-- Given request --
Select and reproduce each line of the listing below that bears the string "title".

-- Dataset entries --
______________________________

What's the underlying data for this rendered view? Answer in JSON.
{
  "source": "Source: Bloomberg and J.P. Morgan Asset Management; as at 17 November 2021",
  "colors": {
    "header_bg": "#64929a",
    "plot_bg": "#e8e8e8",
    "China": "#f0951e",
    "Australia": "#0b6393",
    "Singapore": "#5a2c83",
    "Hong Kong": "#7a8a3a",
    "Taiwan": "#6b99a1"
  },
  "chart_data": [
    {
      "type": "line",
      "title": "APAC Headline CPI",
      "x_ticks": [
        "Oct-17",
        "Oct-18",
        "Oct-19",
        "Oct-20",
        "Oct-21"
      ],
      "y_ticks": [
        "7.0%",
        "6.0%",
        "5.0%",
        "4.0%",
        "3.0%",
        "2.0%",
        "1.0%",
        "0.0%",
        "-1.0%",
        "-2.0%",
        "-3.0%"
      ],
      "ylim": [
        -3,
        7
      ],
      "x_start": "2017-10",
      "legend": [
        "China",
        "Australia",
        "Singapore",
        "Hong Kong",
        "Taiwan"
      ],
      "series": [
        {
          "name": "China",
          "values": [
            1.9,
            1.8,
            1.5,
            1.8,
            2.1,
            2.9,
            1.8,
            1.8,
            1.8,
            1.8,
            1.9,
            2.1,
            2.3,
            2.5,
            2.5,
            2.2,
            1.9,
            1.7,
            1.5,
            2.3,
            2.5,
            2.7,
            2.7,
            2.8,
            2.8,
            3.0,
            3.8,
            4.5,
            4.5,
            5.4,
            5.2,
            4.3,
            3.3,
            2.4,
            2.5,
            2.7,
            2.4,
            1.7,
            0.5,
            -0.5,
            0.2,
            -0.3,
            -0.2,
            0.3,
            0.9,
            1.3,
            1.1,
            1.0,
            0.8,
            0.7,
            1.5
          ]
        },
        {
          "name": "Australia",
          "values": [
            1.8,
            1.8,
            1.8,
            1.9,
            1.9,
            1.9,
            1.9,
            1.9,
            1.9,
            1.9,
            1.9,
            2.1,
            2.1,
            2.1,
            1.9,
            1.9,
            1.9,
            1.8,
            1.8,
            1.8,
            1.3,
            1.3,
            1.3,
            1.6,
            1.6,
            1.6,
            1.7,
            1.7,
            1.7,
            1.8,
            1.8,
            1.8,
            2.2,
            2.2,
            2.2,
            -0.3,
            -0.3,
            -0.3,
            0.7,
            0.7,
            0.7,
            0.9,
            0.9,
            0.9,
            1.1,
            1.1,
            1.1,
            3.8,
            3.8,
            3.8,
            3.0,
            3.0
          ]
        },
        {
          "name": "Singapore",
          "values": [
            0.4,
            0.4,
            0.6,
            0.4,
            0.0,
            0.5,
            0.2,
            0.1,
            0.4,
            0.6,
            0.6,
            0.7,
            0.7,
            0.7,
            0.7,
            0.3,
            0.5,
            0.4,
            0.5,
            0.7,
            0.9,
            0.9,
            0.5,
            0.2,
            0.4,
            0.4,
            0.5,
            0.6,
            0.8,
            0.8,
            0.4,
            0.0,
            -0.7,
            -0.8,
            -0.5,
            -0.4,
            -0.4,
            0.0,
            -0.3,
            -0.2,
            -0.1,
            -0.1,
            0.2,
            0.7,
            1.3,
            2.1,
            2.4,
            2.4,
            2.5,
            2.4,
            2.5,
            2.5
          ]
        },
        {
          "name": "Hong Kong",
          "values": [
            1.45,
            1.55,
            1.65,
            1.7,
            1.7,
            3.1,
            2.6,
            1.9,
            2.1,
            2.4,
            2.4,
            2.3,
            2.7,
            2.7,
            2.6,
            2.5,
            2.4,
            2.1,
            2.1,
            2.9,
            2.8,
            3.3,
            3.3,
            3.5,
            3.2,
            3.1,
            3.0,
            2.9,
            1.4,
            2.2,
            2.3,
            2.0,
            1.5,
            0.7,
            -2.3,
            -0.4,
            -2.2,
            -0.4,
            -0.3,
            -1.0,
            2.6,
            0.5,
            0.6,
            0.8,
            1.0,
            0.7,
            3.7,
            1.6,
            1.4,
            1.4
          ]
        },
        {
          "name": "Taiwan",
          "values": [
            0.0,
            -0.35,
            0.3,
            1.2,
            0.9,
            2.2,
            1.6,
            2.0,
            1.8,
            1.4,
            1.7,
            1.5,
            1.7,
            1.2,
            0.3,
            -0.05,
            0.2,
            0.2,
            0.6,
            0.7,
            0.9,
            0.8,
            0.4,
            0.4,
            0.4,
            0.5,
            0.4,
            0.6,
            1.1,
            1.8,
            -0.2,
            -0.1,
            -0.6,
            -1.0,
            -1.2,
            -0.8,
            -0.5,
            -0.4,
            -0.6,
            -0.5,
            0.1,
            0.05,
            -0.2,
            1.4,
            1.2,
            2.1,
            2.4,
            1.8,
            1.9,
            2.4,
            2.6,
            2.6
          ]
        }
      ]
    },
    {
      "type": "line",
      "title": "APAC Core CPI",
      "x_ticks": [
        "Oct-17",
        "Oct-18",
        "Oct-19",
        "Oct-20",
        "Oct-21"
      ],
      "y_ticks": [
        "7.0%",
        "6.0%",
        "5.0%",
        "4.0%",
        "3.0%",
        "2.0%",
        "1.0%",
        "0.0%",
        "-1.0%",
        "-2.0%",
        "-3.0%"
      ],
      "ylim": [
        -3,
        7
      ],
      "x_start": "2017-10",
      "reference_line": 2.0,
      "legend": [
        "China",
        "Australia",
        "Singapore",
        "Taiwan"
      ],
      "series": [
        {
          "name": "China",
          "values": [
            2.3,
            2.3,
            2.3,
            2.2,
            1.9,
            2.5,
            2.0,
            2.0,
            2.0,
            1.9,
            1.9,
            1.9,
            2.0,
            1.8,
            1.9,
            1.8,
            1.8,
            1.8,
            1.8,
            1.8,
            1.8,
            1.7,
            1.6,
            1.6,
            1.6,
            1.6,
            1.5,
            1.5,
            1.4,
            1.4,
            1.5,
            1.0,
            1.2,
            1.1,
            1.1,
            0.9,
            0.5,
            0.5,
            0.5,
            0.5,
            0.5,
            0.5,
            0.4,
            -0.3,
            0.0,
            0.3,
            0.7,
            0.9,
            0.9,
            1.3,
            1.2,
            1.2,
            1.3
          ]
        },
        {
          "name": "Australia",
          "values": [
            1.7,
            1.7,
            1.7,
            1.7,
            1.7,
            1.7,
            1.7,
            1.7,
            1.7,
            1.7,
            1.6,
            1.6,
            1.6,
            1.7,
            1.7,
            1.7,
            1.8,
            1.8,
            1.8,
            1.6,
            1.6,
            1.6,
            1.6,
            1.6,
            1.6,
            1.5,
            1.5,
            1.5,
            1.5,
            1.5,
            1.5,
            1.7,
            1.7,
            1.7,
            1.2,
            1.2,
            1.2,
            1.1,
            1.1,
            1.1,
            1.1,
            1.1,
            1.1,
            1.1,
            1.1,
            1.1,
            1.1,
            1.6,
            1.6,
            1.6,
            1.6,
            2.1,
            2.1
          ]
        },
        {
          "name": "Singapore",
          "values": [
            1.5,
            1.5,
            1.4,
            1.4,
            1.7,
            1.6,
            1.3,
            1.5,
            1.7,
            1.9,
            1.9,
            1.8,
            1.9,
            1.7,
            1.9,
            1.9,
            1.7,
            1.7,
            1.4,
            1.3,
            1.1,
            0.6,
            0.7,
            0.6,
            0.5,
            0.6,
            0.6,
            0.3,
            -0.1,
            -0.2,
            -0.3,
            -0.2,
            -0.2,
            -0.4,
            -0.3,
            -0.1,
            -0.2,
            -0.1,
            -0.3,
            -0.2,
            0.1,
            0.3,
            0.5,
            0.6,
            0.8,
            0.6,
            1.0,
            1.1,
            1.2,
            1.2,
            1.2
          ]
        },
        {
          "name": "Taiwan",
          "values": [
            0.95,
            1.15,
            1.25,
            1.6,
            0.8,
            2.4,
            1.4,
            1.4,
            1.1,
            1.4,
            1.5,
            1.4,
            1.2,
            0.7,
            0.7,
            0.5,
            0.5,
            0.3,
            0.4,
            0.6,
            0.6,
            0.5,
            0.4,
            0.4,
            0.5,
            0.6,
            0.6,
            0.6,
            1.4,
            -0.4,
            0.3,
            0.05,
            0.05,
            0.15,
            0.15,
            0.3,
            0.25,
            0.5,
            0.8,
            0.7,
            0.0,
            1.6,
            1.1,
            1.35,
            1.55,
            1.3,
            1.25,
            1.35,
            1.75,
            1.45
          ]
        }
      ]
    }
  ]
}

______________________________

-- Correct response --
      "title": "APAC Headline CPI",
      "title": "APAC Core CPI",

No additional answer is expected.